» Task description: Repeat the listing word for word. No pictures belong in the copy.
[start]
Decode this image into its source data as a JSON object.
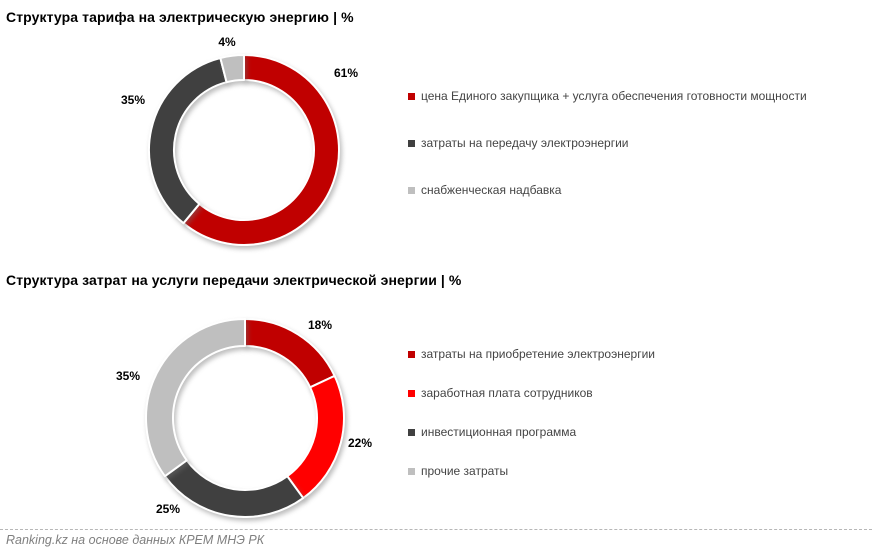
{
  "page": {
    "background": "#FFFFFF",
    "footer": {
      "source_text": "Ranking.kz на основе данных КРЕМ МНЭ РК"
    }
  },
  "chart_data": [
    {
      "type": "pie",
      "subtype": "donut",
      "title": "Структура тарифа на электрическую энергию | %",
      "categories": [
        "цена Единого закупщика + услуга обеспечения готовности мощности",
        "затраты на передачу электроэнергии",
        "снабженческая надбавка"
      ],
      "values": [
        61,
        35,
        4
      ],
      "labels": [
        "61%",
        "35%",
        "4%"
      ],
      "colors": [
        "#C00000",
        "#404040",
        "#BFBFBF"
      ],
      "start_angle_deg": 0,
      "direction": "clockwise",
      "legend_position": "right",
      "slice_border_color": "#FFFFFF"
    },
    {
      "type": "pie",
      "subtype": "donut",
      "title": "Структура затрат на услуги передачи электрической энергии | %",
      "categories": [
        "затраты на приобретение электроэнергии",
        "заработная плата сотрудников",
        "инвестиционная программа",
        "прочие затраты"
      ],
      "values": [
        18,
        22,
        25,
        35
      ],
      "labels": [
        "18%",
        "22%",
        "25%",
        "35%"
      ],
      "colors": [
        "#C00000",
        "#FF0000",
        "#404040",
        "#BFBFBF"
      ],
      "start_angle_deg": 0,
      "direction": "clockwise",
      "legend_position": "right",
      "slice_border_color": "#FFFFFF"
    }
  ]
}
[end]
» The answer:
Decode this image into its source data as a JSON object.
{
  "page": {
    "background": "#FFFFFF",
    "footer": {
      "source_text": "Ranking.kz на основе данных КРЕМ МНЭ РК"
    }
  },
  "chart_data": [
    {
      "type": "pie",
      "subtype": "donut",
      "title": "Структура тарифа на электрическую энергию | %",
      "categories": [
        "цена Единого закупщика + услуга обеспечения готовности мощности",
        "затраты на передачу электроэнергии",
        "снабженческая надбавка"
      ],
      "values": [
        61,
        35,
        4
      ],
      "labels": [
        "61%",
        "35%",
        "4%"
      ],
      "colors": [
        "#C00000",
        "#404040",
        "#BFBFBF"
      ],
      "start_angle_deg": 0,
      "direction": "clockwise",
      "legend_position": "right",
      "slice_border_color": "#FFFFFF"
    },
    {
      "type": "pie",
      "subtype": "donut",
      "title": "Структура затрат на услуги передачи электрической энергии | %",
      "categories": [
        "затраты на приобретение электроэнергии",
        "заработная плата сотрудников",
        "инвестиционная программа",
        "прочие затраты"
      ],
      "values": [
        18,
        22,
        25,
        35
      ],
      "labels": [
        "18%",
        "22%",
        "25%",
        "35%"
      ],
      "colors": [
        "#C00000",
        "#FF0000",
        "#404040",
        "#BFBFBF"
      ],
      "start_angle_deg": 0,
      "direction": "clockwise",
      "legend_position": "right",
      "slice_border_color": "#FFFFFF"
    }
  ]
}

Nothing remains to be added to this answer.